Scan the material and copy every line in which "turn" appears.

____

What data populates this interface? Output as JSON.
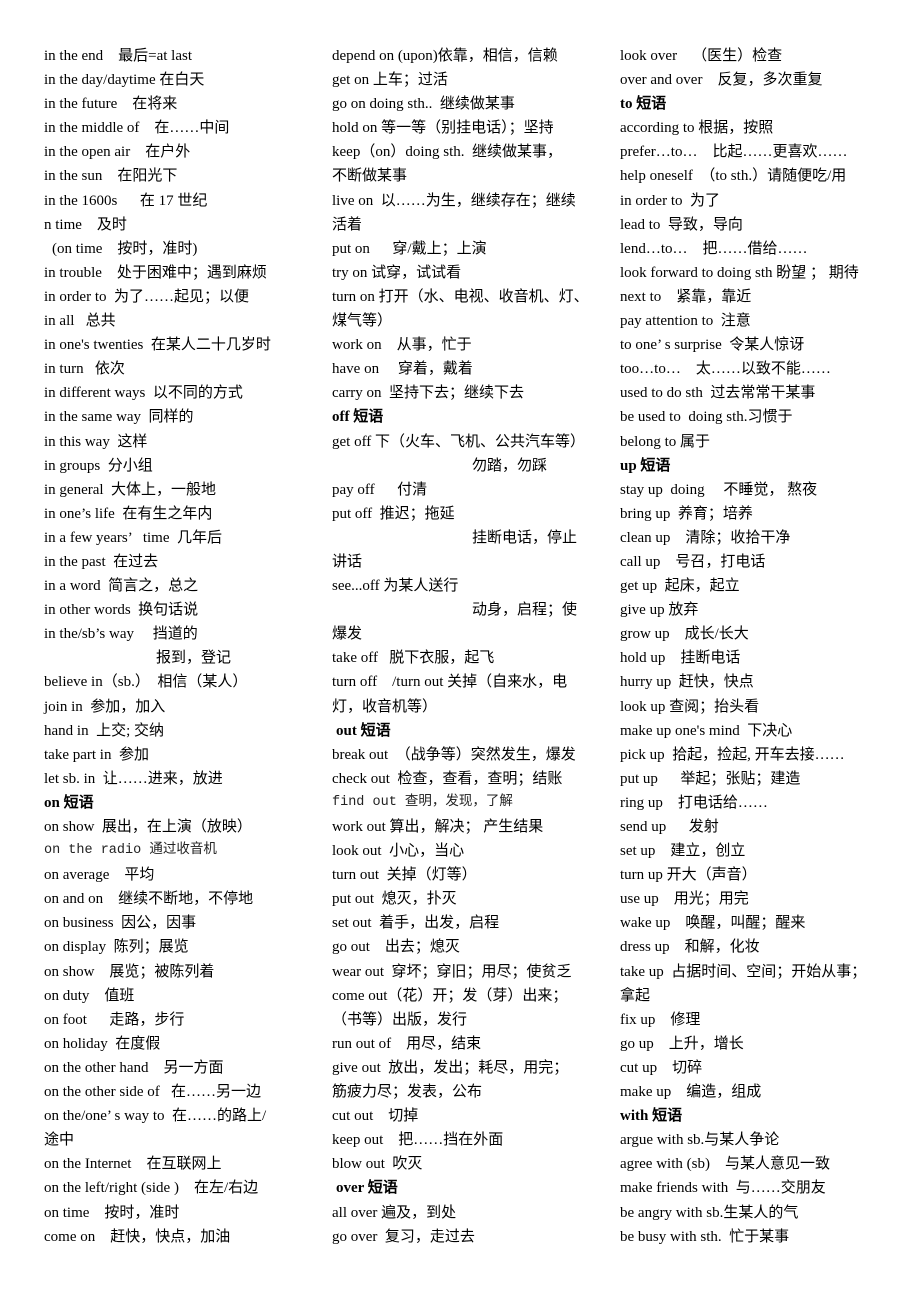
{
  "columns": [
    {
      "lines": [
        {
          "text": "in the end    最后=at last"
        },
        {
          "text": "in the day/daytime 在白天"
        },
        {
          "text": "in the future    在将来"
        },
        {
          "text": "in the middle of    在……中间"
        },
        {
          "text": "in the open air    在户外"
        },
        {
          "text": "in the sun    在阳光下"
        },
        {
          "text": "in the 1600s      在 17 世纪"
        },
        {
          "text": "n time    及时"
        },
        {
          "text": "(on time    按时，准时)",
          "style": "sp1"
        },
        {
          "text": "in trouble    处于困难中；遇到麻烦"
        },
        {
          "text": "in order to  为了……起见；以便"
        },
        {
          "text": "in all   总共"
        },
        {
          "text": "in one's twenties  在某人二十几岁时"
        },
        {
          "text": "in turn   依次"
        },
        {
          "text": "in different ways  以不同的方式"
        },
        {
          "text": "in the same way  同样的"
        },
        {
          "text": "in this way  这样"
        },
        {
          "text": "in groups  分小组"
        },
        {
          "text": "in general  大体上，一般地"
        },
        {
          "text": "in one’s life  在有生之年内"
        },
        {
          "text": "in a few years’   time  几年后"
        },
        {
          "text": "in the past  在过去"
        },
        {
          "text": "in a word  简言之，总之"
        },
        {
          "text": "in other words  换句话说"
        },
        {
          "text": "in the/sb’s way     挡道的"
        },
        {
          "text": "报到，登记",
          "style": "indent"
        },
        {
          "text": "believe in（sb.）  相信（某人）"
        },
        {
          "text": "join in  参加，加入"
        },
        {
          "text": "hand in  上交; 交纳"
        },
        {
          "text": "take part in  参加"
        },
        {
          "text": "let sb. in  让……进来，放进"
        },
        {
          "text": "on 短语",
          "style": "head"
        },
        {
          "text": "on show  展出，在上演（放映）"
        },
        {
          "text": "on the radio 通过收音机",
          "style": "mono"
        },
        {
          "text": "on average    平均"
        },
        {
          "text": "on and on    继续不断地，不停地"
        },
        {
          "text": "on business  因公，因事"
        },
        {
          "text": "on display  陈列；展览"
        },
        {
          "text": "on show    展览；被陈列着"
        },
        {
          "text": "on duty    值班"
        },
        {
          "text": "on foot      走路，步行"
        },
        {
          "text": "on holiday  在度假"
        },
        {
          "text": "on the other hand    另一方面"
        },
        {
          "text": "on the other side of   在……另一边"
        },
        {
          "text": "on the/one’ s way to  在……的路上/"
        },
        {
          "text": "途中"
        },
        {
          "text": "on the Internet    在互联网上"
        },
        {
          "text": "on the left/right (side )    在左/右边"
        },
        {
          "text": "on time    按时，准时"
        },
        {
          "text": "come on    赶快，快点，加油"
        }
      ]
    },
    {
      "lines": [
        {
          "text": "depend on (upon)依靠，相信，信赖"
        },
        {
          "text": "get on 上车；过活"
        },
        {
          "text": "go on doing sth..  继续做某事"
        },
        {
          "text": "hold on 等一等（别挂电话）；坚持"
        },
        {
          "text": "keep（on）doing sth.  继续做某事，"
        },
        {
          "text": "不断做某事"
        },
        {
          "text": "live on  以……为生，继续存在；继续"
        },
        {
          "text": "活着"
        },
        {
          "text": "put on      穿/戴上；上演"
        },
        {
          "text": "try on 试穿，试试看"
        },
        {
          "text": "turn on 打开（水、电视、收音机、灯、"
        },
        {
          "text": "煤气等）"
        },
        {
          "text": "work on    从事，忙于"
        },
        {
          "text": "have on     穿着，戴着"
        },
        {
          "text": "carry on  坚持下去；继续下去"
        },
        {
          "text": "off 短语",
          "style": "head"
        },
        {
          "text": "get off 下（火车、飞机、公共汽车等）"
        },
        {
          "text": "勿踏，勿踩",
          "style": "indent2"
        },
        {
          "text": "pay off      付清"
        },
        {
          "text": "put off  推迟；拖延"
        },
        {
          "text": "挂断电话，停止",
          "style": "indent2"
        },
        {
          "text": "讲话"
        },
        {
          "text": "see...off 为某人送行"
        },
        {
          "text": "动身，启程；使",
          "style": "indent2"
        },
        {
          "text": "爆发"
        },
        {
          "text": "take off   脱下衣服，起飞"
        },
        {
          "text": "turn off    /turn out 关掉（自来水，电"
        },
        {
          "text": "灯，收音机等）"
        },
        {
          "text": "out 短语",
          "style": "head sp2"
        },
        {
          "text": "break out  （战争等）突然发生，爆发"
        },
        {
          "text": "check out  检查，查看，查明；结账"
        },
        {
          "text": "find out 查明，发现，了解",
          "style": "mono"
        },
        {
          "text": "work out 算出，解决； 产生结果"
        },
        {
          "text": "look out  小心，当心"
        },
        {
          "text": "turn out  关掉（灯等）"
        },
        {
          "text": "put out  熄灭，扑灭"
        },
        {
          "text": "set out  着手，出发，启程"
        },
        {
          "text": "go out    出去；熄灭"
        },
        {
          "text": "wear out  穿坏；穿旧；用尽；使贫乏"
        },
        {
          "text": "come out（花）开；发（芽）出来；"
        },
        {
          "text": "（书等）出版，发行"
        },
        {
          "text": "run out of    用尽，结束"
        },
        {
          "text": "give out  放出，发出；耗尽，用完；"
        },
        {
          "text": "筋疲力尽；发表，公布"
        },
        {
          "text": "cut out    切掉"
        },
        {
          "text": "keep out    把……挡在外面"
        },
        {
          "text": "blow out  吹灭"
        },
        {
          "text": "over 短语",
          "style": "head sp2"
        },
        {
          "text": "all over 遍及，到处"
        },
        {
          "text": "go over  复习，走过去"
        }
      ]
    },
    {
      "lines": [
        {
          "text": "look over    （医生）检查"
        },
        {
          "text": "over and over    反复，多次重复"
        },
        {
          "text": "to 短语",
          "style": "head"
        },
        {
          "text": "according to 根据，按照"
        },
        {
          "text": "prefer…to…    比起……更喜欢……"
        },
        {
          "text": "help oneself  （to sth.）请随便吃/用"
        },
        {
          "text": "in order to  为了"
        },
        {
          "text": "lead to  导致，导向"
        },
        {
          "text": "lend…to…    把……借给……"
        },
        {
          "text": "look forward to doing sth 盼望 ； 期待"
        },
        {
          "text": "next to    紧靠，靠近"
        },
        {
          "text": "pay attention to  注意"
        },
        {
          "text": "to one’ s surprise  令某人惊讶"
        },
        {
          "text": "too…to…    太……以致不能……"
        },
        {
          "text": "used to do sth  过去常常干某事"
        },
        {
          "text": "be used to  doing sth.习惯于"
        },
        {
          "text": "belong to 属于"
        },
        {
          "text": "up 短语",
          "style": "head"
        },
        {
          "text": "stay up  doing     不睡觉， 熬夜"
        },
        {
          "text": "bring up  养育；培养"
        },
        {
          "text": "clean up    清除；收拾干净"
        },
        {
          "text": "call up    号召，打电话"
        },
        {
          "text": "get up  起床，起立"
        },
        {
          "text": "give up 放弃"
        },
        {
          "text": "grow up    成长/长大"
        },
        {
          "text": "hold up    挂断电话"
        },
        {
          "text": "hurry up  赶快，快点"
        },
        {
          "text": "look up 查阅；抬头看"
        },
        {
          "text": "make up one's mind  下决心"
        },
        {
          "text": "pick up  拾起，捡起, 开车去接……"
        },
        {
          "text": "put up      举起；张贴；建造"
        },
        {
          "text": "ring up    打电话给……"
        },
        {
          "text": "send up      发射"
        },
        {
          "text": "set up    建立，创立"
        },
        {
          "text": "turn up 开大（声音）"
        },
        {
          "text": "use up    用光；用完"
        },
        {
          "text": "wake up    唤醒，叫醒；醒来"
        },
        {
          "text": "dress up    和解，化妆"
        },
        {
          "text": "take up  占据时间、空间；开始从事；"
        },
        {
          "text": "拿起"
        },
        {
          "text": "fix up    修理"
        },
        {
          "text": "go up    上升，增长"
        },
        {
          "text": "cut up    切碎"
        },
        {
          "text": "make up    编造，组成"
        },
        {
          "text": "with 短语",
          "style": "head"
        },
        {
          "text": "argue with sb.与某人争论"
        },
        {
          "text": "agree with (sb)    与某人意见一致"
        },
        {
          "text": "make friends with  与……交朋友"
        },
        {
          "text": "be angry with sb.生某人的气"
        },
        {
          "text": "be busy with sth.  忙于某事"
        }
      ]
    }
  ]
}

____

SOLVED PROBLEM
          "text": "in turn   依次"
          "text": "turn on 打开（水、电视、收音机、灯、"
          "text": "turn off    /turn out 关掉（自来水，电"
          "text": "turn out  关掉（灯等）"
          "text": "turn up 开大（声音）"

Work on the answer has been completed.